Work to do> Among the following entries, count the lines that contain "Word" and report only the result.

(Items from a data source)
** BEGIN **
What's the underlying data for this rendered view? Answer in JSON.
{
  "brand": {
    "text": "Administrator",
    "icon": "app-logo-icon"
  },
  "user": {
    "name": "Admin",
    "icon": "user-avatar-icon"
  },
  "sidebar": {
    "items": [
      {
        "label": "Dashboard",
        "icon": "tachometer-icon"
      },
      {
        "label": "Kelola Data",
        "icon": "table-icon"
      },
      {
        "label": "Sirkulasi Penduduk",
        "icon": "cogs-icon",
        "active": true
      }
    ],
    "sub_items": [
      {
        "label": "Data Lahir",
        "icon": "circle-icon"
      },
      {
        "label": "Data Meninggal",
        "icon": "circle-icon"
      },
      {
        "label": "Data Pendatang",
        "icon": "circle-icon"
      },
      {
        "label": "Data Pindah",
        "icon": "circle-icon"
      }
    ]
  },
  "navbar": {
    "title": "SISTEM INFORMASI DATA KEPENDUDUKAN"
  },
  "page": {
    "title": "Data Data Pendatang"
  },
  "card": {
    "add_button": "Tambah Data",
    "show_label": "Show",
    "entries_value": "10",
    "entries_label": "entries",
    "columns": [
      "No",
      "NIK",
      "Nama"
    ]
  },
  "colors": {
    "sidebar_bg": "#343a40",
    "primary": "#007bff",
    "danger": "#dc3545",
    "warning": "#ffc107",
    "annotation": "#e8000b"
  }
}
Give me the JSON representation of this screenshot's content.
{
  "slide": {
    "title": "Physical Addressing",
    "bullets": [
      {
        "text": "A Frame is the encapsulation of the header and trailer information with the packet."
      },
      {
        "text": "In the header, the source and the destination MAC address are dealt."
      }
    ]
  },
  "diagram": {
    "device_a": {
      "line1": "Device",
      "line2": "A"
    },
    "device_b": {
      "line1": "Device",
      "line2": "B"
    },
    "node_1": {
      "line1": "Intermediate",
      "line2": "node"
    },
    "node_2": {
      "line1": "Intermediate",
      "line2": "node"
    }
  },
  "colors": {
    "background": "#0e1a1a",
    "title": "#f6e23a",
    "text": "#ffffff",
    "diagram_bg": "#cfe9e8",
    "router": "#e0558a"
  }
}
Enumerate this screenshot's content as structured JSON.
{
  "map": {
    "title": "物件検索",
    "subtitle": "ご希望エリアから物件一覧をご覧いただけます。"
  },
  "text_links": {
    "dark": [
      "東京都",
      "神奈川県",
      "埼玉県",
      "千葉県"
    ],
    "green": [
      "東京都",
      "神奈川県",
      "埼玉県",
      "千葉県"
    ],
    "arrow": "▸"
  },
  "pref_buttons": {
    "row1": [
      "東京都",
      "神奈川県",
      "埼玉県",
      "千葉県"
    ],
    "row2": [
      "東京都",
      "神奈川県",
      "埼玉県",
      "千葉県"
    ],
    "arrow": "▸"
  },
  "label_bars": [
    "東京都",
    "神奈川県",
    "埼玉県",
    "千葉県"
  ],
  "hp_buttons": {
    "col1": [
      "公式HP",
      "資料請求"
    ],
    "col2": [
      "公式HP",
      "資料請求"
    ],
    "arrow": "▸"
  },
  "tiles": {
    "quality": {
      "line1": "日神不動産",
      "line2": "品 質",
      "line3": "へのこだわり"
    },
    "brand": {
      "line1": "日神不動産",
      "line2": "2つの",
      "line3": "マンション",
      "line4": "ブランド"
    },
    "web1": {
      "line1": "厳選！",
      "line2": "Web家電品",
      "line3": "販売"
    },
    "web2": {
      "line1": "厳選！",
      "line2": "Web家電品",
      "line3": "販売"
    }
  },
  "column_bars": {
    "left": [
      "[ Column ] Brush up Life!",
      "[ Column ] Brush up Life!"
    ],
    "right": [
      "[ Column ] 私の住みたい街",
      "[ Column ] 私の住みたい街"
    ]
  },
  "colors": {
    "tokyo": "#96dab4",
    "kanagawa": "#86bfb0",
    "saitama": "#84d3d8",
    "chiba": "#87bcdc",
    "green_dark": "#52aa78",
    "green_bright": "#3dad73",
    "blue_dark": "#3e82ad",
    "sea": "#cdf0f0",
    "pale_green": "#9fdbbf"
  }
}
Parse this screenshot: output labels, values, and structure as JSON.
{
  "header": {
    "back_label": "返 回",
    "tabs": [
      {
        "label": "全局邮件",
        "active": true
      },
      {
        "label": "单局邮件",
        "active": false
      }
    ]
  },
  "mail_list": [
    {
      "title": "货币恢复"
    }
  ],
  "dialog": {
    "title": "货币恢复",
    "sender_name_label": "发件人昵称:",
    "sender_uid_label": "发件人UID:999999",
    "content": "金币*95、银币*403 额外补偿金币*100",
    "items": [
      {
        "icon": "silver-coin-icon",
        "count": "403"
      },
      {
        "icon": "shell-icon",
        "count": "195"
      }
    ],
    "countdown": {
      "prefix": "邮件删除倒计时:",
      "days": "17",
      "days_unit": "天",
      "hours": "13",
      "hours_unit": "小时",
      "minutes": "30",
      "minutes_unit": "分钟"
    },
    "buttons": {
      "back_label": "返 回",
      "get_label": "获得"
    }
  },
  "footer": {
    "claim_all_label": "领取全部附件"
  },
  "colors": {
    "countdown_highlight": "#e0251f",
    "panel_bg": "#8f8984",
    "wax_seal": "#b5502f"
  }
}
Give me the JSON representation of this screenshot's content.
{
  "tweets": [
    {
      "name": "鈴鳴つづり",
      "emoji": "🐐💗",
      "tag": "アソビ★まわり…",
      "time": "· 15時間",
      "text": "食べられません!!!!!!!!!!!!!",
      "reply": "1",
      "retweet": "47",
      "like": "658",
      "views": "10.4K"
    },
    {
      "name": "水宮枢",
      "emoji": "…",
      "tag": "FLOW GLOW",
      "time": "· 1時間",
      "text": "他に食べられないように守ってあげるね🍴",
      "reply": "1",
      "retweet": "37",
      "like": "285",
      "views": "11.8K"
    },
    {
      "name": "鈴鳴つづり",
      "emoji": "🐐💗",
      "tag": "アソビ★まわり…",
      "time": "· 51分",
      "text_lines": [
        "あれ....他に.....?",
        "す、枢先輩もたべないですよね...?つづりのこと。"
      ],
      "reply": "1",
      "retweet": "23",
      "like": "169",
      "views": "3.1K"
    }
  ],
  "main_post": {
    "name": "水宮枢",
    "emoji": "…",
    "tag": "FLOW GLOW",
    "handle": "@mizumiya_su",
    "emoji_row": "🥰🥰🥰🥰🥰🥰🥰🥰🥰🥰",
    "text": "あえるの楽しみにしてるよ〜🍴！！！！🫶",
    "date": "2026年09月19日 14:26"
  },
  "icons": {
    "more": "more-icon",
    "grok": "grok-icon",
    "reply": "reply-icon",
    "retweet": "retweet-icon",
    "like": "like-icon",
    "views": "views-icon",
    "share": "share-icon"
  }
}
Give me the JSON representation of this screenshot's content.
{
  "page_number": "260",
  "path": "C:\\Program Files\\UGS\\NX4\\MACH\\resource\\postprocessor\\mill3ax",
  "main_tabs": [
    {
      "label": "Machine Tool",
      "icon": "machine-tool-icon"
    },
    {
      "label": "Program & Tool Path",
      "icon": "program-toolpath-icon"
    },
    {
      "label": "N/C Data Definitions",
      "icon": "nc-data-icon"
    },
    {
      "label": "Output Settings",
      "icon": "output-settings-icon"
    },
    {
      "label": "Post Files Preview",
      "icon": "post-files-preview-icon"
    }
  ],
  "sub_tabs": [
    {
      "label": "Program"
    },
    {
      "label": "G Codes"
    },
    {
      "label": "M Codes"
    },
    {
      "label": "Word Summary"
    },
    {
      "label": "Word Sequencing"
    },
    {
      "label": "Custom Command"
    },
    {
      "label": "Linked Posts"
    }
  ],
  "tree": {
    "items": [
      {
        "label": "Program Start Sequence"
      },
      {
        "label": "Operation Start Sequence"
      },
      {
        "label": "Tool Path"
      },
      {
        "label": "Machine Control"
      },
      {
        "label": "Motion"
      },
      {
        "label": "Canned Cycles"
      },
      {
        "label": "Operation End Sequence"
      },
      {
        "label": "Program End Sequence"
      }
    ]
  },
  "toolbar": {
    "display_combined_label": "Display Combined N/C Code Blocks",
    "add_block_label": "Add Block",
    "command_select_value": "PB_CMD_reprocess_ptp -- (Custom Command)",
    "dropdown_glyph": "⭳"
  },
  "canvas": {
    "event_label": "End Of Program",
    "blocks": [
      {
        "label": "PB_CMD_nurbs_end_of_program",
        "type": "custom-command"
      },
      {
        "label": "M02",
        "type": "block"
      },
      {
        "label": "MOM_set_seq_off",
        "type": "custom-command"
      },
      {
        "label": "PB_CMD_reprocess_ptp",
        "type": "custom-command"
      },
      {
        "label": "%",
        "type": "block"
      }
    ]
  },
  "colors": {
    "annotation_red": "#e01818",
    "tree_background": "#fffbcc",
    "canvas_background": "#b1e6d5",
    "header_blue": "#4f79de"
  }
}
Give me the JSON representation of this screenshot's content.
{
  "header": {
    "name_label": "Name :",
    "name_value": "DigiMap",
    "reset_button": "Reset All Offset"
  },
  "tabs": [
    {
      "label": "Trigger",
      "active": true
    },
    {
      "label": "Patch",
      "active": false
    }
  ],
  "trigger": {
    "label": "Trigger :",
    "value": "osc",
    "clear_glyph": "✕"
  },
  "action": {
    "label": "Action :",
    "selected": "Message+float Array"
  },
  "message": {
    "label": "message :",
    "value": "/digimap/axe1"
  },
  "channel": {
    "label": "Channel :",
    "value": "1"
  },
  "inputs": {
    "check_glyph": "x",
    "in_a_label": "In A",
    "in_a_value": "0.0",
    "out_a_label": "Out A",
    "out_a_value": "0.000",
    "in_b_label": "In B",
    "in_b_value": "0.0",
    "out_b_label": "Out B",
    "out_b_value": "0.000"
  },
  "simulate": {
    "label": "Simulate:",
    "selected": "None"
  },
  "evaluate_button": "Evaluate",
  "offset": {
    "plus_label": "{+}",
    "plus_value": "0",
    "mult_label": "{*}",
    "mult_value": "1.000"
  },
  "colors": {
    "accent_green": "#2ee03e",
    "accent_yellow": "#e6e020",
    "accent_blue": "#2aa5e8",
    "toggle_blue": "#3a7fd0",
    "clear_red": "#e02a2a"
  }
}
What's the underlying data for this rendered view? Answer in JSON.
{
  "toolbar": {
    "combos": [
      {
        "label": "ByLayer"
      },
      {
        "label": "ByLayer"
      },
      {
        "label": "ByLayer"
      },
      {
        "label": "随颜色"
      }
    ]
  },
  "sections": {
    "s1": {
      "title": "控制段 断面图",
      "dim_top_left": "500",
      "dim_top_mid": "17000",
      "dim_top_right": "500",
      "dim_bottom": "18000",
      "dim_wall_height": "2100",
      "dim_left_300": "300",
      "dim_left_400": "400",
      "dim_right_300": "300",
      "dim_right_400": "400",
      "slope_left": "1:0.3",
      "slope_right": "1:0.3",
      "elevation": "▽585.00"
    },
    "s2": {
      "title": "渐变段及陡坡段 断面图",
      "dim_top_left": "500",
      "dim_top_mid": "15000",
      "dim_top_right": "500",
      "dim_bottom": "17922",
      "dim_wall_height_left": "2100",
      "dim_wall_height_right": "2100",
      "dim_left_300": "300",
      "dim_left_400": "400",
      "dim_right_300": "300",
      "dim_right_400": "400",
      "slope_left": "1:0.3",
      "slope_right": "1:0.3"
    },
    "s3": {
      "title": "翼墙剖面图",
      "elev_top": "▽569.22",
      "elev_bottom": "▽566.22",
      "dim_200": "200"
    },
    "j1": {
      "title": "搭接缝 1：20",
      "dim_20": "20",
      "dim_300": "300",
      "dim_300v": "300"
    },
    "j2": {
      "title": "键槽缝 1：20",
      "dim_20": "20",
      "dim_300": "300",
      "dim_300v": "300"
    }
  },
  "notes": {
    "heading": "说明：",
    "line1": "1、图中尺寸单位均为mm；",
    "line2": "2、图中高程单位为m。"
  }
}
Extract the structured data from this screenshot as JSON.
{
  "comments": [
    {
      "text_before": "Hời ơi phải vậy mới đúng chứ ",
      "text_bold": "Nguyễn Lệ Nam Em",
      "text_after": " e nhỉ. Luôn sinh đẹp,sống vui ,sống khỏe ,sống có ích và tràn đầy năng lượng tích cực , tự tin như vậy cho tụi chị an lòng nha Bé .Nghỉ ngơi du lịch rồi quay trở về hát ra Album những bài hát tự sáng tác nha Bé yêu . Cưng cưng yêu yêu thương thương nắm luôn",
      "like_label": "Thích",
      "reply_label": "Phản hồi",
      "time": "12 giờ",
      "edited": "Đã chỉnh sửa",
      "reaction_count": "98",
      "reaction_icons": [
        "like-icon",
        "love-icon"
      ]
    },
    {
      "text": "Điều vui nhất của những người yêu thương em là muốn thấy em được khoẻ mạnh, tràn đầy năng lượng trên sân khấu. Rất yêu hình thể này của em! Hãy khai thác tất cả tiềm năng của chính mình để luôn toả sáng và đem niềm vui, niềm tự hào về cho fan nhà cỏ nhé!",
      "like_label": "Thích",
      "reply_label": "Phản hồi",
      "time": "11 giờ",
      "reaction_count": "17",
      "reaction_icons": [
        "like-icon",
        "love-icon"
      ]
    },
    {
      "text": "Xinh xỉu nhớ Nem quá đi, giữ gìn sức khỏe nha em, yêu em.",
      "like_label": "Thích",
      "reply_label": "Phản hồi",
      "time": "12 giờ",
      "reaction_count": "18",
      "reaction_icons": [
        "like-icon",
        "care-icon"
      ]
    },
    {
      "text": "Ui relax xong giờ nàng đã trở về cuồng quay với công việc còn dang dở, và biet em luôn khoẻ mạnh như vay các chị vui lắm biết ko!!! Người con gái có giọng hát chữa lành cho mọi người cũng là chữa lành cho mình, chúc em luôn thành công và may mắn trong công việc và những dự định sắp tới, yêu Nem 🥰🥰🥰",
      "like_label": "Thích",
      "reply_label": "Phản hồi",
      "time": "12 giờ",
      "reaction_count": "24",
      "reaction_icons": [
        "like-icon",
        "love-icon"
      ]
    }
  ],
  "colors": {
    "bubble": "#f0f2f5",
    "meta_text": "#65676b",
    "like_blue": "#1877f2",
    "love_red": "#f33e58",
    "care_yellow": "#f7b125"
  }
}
** END **
Output> 2